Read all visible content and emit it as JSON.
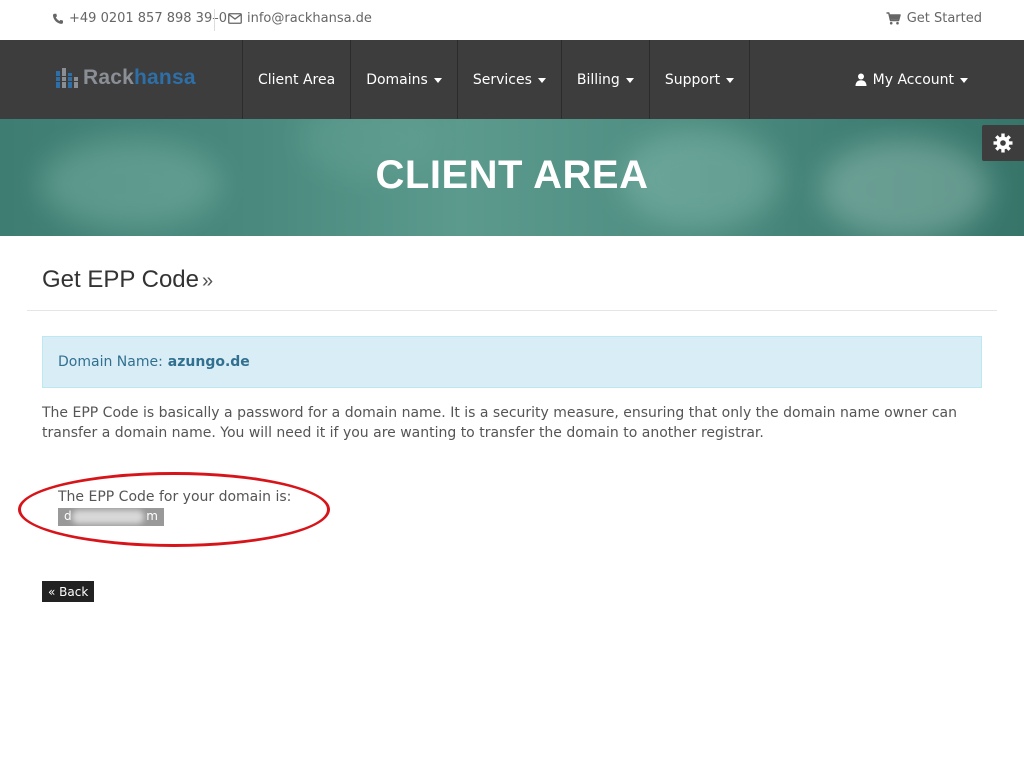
{
  "topbar": {
    "phone": "+49 0201 857 898 39–0",
    "email": "info@rackhansa.de",
    "get_started": "Get Started"
  },
  "logo": {
    "part1": "Rack",
    "part2": "hansa"
  },
  "nav": {
    "items": [
      {
        "label": "Client Area",
        "dropdown": false
      },
      {
        "label": "Domains",
        "dropdown": true
      },
      {
        "label": "Services",
        "dropdown": true
      },
      {
        "label": "Billing",
        "dropdown": true
      },
      {
        "label": "Support",
        "dropdown": true
      }
    ],
    "account": "My Account"
  },
  "hero": {
    "title": "CLIENT AREA"
  },
  "page": {
    "title": "Get EPP Code",
    "title_suffix": "»",
    "alert_label": "Domain Name:",
    "alert_value": "azungo.de",
    "description": "The EPP Code is basically a password for a domain name. It is a security measure, ensuring that only the domain name owner can transfer a domain name. You will need it if you are wanting to transfer the domain to another registrar.",
    "epp_label": "The EPP Code for your domain is:",
    "epp_code_start": "d",
    "epp_code_end": "m",
    "back_label": "« Back"
  },
  "colors": {
    "navbar": "#3d3d3d",
    "hero": "#4a8a7e",
    "alert_bg": "#d9edf7",
    "alert_text": "#31708f",
    "highlight_ellipse": "#d7141a",
    "logo_blue": "#2e6fa8"
  }
}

* **EXERCISE DESCRIPTION**: Repeat the listing above exactly, with no pictures.

* **FINAL ANSWER**:
Read all visible content and emit it as JSON.
{
  "topbar": {
    "phone": "+49 0201 857 898 39–0",
    "email": "info@rackhansa.de",
    "get_started": "Get Started"
  },
  "logo": {
    "part1": "Rack",
    "part2": "hansa"
  },
  "nav": {
    "items": [
      {
        "label": "Client Area",
        "dropdown": false
      },
      {
        "label": "Domains",
        "dropdown": true
      },
      {
        "label": "Services",
        "dropdown": true
      },
      {
        "label": "Billing",
        "dropdown": true
      },
      {
        "label": "Support",
        "dropdown": true
      }
    ],
    "account": "My Account"
  },
  "hero": {
    "title": "CLIENT AREA"
  },
  "page": {
    "title": "Get EPP Code",
    "title_suffix": "»",
    "alert_label": "Domain Name:",
    "alert_value": "azungo.de",
    "description": "The EPP Code is basically a password for a domain name. It is a security measure, ensuring that only the domain name owner can transfer a domain name. You will need it if you are wanting to transfer the domain to another registrar.",
    "epp_label": "The EPP Code for your domain is:",
    "epp_code_start": "d",
    "epp_code_end": "m",
    "back_label": "« Back"
  },
  "colors": {
    "navbar": "#3d3d3d",
    "hero": "#4a8a7e",
    "alert_bg": "#d9edf7",
    "alert_text": "#31708f",
    "highlight_ellipse": "#d7141a",
    "logo_blue": "#2e6fa8"
  }
}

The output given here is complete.